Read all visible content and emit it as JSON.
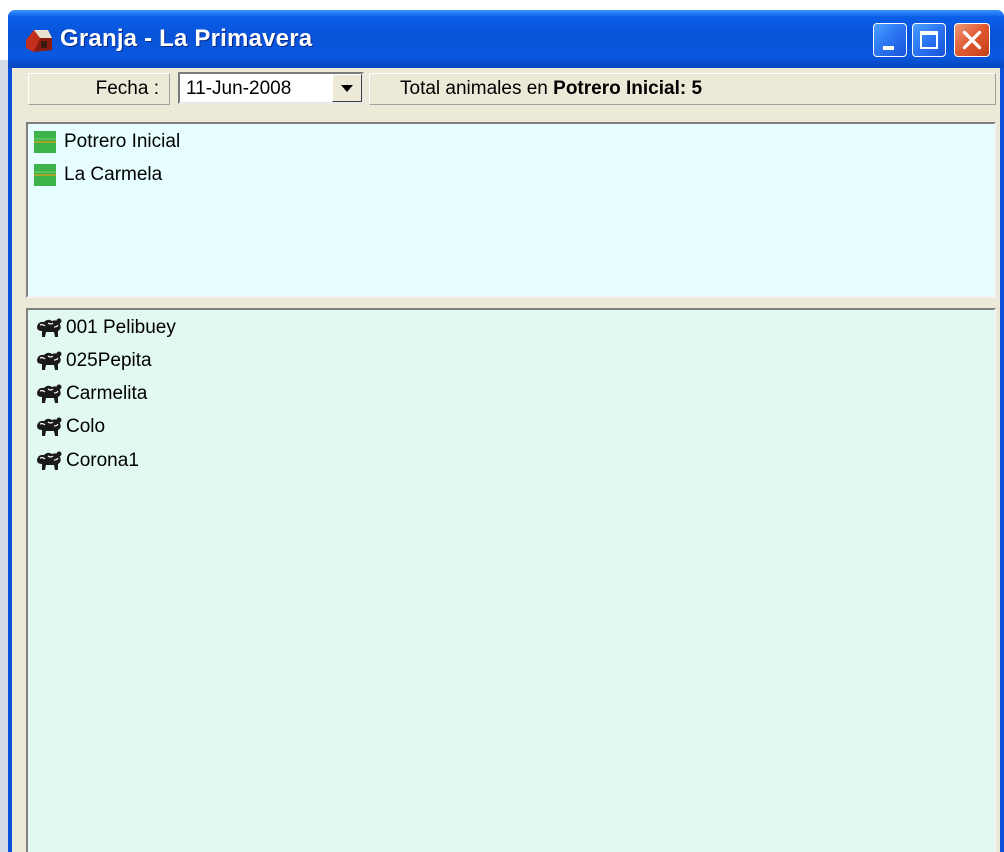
{
  "window": {
    "title": "Granja - La Primavera",
    "app_icon": "farm-house-icon",
    "controls": {
      "minimize": "minimize-icon",
      "maximize": "maximize-icon",
      "close": "close-icon"
    }
  },
  "toolbar": {
    "date_label": "Fecha :",
    "date_value": "11-Jun-2008",
    "total_prefix": "Total animales en",
    "total_strong": "Potrero Inicial: 5"
  },
  "pastures": [
    {
      "label": "Potrero Inicial",
      "icon": "pasture-icon"
    },
    {
      "label": "La Carmela",
      "icon": "pasture-icon"
    }
  ],
  "animals": [
    {
      "label": "001 Pelibuey",
      "icon": "animal-icon"
    },
    {
      "label": "025Pepita",
      "icon": "animal-icon"
    },
    {
      "label": "Carmelita",
      "icon": "animal-icon"
    },
    {
      "label": "Colo",
      "icon": "animal-icon"
    },
    {
      "label": "Corona1",
      "icon": "animal-icon"
    }
  ],
  "colors": {
    "titlebar": "#0a5ee8",
    "pasture_pane_bg": "#e6feff",
    "animal_pane_bg": "#e2f9ef",
    "pasture_icon": "#3cb44a",
    "close_button": "#e0582e"
  }
}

####

# Exercise directions
Pictures in the data above should not be copied; transcribe everything else exactly.

# Worked solution
Read all visible content and emit it as JSON.
{
  "window": {
    "title": "Granja - La Primavera",
    "app_icon": "farm-house-icon",
    "controls": {
      "minimize": "minimize-icon",
      "maximize": "maximize-icon",
      "close": "close-icon"
    }
  },
  "toolbar": {
    "date_label": "Fecha :",
    "date_value": "11-Jun-2008",
    "total_prefix": "Total animales en",
    "total_strong": "Potrero Inicial: 5"
  },
  "pastures": [
    {
      "label": "Potrero Inicial",
      "icon": "pasture-icon"
    },
    {
      "label": "La Carmela",
      "icon": "pasture-icon"
    }
  ],
  "animals": [
    {
      "label": "001 Pelibuey",
      "icon": "animal-icon"
    },
    {
      "label": "025Pepita",
      "icon": "animal-icon"
    },
    {
      "label": "Carmelita",
      "icon": "animal-icon"
    },
    {
      "label": "Colo",
      "icon": "animal-icon"
    },
    {
      "label": "Corona1",
      "icon": "animal-icon"
    }
  ],
  "colors": {
    "titlebar": "#0a5ee8",
    "pasture_pane_bg": "#e6feff",
    "animal_pane_bg": "#e2f9ef",
    "pasture_icon": "#3cb44a",
    "close_button": "#e0582e"
  }
}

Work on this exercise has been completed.